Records
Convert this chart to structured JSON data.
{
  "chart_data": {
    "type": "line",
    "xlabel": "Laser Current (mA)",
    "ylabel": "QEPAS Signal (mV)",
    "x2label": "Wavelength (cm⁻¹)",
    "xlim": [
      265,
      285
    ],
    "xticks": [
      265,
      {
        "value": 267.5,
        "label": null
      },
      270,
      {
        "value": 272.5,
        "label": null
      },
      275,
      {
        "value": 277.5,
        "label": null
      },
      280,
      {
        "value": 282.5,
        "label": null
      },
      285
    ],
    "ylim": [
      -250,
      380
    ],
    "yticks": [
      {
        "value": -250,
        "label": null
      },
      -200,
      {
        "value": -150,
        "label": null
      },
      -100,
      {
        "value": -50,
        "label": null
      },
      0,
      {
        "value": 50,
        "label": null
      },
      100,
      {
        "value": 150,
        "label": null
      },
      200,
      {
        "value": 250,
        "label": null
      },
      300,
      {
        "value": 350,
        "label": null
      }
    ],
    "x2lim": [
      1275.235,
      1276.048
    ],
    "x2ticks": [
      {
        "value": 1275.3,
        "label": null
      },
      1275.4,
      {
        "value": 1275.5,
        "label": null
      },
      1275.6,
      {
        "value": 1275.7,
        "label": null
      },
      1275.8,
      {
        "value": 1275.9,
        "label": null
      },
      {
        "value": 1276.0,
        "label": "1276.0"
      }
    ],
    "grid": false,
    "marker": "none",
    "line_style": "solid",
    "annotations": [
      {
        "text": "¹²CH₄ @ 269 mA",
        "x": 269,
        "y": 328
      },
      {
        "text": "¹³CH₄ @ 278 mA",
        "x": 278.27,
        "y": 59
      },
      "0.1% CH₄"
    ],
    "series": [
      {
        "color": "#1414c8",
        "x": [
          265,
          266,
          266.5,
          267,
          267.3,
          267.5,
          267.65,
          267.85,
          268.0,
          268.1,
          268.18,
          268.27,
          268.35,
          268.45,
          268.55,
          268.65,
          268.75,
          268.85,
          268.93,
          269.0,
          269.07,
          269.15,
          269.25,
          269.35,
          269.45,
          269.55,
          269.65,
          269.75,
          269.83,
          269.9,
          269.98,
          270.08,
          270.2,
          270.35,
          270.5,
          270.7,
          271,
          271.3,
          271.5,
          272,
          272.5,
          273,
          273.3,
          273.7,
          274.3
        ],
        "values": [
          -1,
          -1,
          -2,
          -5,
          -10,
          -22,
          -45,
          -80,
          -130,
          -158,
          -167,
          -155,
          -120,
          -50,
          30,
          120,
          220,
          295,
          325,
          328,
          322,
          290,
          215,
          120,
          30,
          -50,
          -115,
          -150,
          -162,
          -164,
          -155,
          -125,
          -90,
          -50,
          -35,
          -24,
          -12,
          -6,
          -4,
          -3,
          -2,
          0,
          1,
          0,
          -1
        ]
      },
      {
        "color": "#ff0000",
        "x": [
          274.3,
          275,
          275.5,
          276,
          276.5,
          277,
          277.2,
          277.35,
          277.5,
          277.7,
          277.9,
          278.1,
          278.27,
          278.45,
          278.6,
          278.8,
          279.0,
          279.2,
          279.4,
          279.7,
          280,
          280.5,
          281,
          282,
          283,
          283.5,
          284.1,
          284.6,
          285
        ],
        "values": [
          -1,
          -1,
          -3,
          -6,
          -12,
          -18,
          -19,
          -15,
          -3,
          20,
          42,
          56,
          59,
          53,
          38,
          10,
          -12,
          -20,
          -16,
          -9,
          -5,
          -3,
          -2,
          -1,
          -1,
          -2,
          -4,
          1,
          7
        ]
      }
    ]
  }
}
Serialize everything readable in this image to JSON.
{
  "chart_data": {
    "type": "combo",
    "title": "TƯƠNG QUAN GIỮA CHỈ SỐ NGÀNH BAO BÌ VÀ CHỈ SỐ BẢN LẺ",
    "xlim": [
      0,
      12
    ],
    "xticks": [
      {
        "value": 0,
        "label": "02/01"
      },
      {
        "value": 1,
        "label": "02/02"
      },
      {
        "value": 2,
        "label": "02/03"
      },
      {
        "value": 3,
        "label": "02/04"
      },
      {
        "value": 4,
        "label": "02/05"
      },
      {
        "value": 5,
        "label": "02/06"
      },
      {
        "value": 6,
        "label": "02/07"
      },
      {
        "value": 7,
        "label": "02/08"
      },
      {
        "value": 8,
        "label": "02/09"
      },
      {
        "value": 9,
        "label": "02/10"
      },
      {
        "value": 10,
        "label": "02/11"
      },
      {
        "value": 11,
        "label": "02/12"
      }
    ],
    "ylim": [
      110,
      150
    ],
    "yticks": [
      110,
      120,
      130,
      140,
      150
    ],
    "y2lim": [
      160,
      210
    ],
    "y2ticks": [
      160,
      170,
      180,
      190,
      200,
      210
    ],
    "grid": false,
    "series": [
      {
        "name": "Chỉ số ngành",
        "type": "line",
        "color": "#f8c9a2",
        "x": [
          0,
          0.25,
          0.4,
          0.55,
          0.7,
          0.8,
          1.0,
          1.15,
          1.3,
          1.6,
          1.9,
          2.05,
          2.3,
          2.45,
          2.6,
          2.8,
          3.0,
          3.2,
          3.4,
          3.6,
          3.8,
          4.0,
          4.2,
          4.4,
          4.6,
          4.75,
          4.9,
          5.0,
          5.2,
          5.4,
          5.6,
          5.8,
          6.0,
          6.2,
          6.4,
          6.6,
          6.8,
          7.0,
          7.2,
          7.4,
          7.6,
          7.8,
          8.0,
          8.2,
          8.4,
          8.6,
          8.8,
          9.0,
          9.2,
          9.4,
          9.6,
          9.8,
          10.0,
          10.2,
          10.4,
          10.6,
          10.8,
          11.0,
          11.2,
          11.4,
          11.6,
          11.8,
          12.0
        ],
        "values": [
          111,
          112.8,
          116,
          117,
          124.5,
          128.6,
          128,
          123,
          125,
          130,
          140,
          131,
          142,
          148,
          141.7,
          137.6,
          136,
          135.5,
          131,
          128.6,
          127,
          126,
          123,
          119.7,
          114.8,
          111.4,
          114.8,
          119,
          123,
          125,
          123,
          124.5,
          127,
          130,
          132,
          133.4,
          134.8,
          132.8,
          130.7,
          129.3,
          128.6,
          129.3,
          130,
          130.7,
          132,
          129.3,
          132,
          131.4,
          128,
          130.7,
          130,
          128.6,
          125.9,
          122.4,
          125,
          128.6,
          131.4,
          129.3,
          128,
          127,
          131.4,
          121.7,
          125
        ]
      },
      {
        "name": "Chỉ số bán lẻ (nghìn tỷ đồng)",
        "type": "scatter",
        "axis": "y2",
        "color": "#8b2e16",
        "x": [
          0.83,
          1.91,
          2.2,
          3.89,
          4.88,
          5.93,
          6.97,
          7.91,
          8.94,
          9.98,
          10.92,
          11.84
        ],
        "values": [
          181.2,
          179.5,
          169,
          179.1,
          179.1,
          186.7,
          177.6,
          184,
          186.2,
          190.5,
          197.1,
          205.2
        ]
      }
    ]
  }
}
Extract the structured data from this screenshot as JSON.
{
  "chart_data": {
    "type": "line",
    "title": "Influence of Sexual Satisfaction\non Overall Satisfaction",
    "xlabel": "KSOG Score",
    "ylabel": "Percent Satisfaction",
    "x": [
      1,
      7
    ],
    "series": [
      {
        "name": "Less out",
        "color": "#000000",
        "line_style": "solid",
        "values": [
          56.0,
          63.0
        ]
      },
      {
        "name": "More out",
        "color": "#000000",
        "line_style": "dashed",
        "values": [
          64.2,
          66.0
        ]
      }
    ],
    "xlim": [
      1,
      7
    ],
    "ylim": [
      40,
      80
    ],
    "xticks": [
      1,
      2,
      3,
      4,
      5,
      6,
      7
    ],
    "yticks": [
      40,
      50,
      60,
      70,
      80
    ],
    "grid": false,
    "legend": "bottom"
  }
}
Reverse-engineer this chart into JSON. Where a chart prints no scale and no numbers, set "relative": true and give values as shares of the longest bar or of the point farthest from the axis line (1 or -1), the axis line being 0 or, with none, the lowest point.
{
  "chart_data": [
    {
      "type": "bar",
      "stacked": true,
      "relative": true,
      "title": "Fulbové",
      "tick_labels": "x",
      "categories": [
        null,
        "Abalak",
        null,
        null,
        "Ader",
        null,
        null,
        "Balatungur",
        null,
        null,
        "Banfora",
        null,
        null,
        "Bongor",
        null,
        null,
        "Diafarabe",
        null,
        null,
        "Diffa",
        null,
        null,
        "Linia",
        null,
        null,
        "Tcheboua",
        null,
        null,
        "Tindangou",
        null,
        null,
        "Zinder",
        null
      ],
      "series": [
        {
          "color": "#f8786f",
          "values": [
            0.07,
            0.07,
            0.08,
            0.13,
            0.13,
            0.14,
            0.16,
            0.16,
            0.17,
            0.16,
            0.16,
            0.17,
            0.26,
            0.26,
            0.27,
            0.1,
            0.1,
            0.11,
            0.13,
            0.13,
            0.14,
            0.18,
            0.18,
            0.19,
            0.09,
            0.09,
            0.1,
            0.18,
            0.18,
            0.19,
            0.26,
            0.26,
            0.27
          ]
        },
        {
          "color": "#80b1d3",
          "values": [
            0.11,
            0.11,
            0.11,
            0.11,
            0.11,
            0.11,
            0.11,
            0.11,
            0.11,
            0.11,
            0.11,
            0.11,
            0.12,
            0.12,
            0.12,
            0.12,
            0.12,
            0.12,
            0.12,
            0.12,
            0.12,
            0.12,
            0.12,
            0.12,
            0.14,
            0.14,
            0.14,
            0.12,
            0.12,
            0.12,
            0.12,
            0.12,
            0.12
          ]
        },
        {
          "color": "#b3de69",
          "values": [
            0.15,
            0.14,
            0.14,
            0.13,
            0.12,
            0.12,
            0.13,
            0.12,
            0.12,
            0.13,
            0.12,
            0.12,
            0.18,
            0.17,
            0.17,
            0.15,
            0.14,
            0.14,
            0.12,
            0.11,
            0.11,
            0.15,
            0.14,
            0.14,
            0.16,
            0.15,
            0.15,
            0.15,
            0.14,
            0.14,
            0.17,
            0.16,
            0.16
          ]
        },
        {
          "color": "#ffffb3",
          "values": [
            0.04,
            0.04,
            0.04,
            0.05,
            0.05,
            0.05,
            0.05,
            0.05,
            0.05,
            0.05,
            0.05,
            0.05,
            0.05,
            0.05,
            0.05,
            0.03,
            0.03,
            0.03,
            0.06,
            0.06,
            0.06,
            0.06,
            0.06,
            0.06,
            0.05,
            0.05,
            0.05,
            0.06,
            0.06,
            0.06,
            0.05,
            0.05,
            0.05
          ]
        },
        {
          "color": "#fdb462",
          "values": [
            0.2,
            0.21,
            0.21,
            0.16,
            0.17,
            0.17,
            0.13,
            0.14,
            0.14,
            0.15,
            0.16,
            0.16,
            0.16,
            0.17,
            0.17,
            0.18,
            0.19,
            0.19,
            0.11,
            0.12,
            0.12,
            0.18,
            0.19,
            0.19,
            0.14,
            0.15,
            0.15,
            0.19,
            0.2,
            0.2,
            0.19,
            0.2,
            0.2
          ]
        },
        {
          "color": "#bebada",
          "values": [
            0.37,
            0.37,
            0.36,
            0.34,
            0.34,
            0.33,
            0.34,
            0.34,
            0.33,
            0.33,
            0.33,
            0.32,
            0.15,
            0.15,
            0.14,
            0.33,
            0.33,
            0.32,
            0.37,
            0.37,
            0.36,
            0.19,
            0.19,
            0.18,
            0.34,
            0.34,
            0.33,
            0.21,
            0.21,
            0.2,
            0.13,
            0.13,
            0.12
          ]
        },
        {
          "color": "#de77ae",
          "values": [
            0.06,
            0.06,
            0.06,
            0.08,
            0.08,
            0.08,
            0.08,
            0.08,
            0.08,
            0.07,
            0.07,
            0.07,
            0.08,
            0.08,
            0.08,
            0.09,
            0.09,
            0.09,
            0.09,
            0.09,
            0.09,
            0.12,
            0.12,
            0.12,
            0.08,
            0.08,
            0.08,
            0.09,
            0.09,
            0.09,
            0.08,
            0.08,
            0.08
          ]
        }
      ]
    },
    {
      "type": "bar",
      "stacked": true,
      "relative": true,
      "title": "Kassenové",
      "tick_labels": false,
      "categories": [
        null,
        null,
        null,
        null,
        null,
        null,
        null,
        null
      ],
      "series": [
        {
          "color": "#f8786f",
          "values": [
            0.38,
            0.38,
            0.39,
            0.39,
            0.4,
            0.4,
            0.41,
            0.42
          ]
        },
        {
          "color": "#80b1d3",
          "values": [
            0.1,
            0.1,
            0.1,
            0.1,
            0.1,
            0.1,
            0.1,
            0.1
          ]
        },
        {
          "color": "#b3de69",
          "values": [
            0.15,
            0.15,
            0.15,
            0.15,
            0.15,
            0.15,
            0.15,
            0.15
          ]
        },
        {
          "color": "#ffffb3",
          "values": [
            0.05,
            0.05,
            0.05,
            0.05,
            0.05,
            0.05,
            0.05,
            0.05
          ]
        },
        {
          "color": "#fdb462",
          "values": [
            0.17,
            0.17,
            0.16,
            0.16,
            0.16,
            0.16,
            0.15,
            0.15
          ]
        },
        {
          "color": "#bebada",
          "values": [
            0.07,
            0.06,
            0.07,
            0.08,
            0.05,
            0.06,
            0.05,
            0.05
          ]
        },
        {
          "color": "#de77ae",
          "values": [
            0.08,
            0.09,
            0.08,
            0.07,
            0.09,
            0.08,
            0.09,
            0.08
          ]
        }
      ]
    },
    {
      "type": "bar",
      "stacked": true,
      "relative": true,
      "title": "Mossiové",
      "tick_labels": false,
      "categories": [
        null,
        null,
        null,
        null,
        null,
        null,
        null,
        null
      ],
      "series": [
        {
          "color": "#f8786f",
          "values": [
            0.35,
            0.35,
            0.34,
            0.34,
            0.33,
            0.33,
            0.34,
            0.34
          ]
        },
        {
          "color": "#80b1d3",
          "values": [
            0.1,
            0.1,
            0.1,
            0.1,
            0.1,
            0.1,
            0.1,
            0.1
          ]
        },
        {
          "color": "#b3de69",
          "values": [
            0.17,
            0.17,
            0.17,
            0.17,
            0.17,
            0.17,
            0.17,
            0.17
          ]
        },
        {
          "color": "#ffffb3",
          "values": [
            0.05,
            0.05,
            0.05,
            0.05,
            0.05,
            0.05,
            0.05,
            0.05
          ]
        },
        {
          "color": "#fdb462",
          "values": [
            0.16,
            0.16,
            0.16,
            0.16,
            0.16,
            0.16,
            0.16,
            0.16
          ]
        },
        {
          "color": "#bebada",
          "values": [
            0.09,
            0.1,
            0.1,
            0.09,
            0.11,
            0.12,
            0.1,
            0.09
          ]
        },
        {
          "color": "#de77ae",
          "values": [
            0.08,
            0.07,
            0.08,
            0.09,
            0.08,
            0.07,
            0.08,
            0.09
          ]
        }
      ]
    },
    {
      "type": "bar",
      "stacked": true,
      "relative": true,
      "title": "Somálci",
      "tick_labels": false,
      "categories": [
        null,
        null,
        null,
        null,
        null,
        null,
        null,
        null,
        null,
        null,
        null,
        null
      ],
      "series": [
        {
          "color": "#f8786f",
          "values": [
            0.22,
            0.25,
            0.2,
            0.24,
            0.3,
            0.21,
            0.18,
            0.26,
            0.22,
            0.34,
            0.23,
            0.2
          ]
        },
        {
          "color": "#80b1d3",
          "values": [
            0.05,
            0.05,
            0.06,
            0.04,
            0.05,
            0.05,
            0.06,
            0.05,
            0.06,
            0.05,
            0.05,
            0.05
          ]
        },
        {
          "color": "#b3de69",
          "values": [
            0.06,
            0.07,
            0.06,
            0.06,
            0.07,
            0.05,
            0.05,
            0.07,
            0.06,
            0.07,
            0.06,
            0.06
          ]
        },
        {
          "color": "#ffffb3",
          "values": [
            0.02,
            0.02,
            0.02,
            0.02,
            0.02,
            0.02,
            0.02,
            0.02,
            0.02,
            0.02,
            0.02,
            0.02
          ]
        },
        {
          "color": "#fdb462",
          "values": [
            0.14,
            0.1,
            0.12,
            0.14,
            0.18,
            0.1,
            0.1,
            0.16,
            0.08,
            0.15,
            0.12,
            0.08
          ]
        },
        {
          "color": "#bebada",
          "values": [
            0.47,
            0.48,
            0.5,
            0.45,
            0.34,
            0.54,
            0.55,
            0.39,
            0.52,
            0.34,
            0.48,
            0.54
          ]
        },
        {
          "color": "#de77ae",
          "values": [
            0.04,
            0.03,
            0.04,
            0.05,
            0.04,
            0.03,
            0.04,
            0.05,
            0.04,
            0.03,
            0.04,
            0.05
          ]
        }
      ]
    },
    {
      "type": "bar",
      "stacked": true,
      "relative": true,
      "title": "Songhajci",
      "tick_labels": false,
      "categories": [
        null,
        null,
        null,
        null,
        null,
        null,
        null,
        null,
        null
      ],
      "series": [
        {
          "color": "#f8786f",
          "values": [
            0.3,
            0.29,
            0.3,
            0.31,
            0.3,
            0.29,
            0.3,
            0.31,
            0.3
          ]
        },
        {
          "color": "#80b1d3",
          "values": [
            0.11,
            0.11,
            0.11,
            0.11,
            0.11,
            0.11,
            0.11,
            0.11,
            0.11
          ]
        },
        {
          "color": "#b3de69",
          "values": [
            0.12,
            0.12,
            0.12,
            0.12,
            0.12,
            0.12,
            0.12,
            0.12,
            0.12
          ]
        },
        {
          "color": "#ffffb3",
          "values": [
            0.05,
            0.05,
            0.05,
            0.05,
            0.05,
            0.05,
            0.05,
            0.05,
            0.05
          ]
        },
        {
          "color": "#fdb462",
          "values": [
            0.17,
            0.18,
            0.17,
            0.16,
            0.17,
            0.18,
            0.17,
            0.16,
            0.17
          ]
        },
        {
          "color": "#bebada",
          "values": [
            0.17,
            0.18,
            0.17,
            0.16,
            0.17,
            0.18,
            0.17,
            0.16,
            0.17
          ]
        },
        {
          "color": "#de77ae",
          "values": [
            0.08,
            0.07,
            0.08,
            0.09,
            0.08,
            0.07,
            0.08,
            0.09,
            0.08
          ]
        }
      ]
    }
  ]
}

| SET TASK |
Only lines holding the string "name" are wanted; gather each one from the entries above.

| ANSWER IN FULL |
        "name": "Chỉ số ngành",
        "name": "Chỉ số bán lẻ (nghìn tỷ đồng)",
        "name": "Less out",
        "name": "More out",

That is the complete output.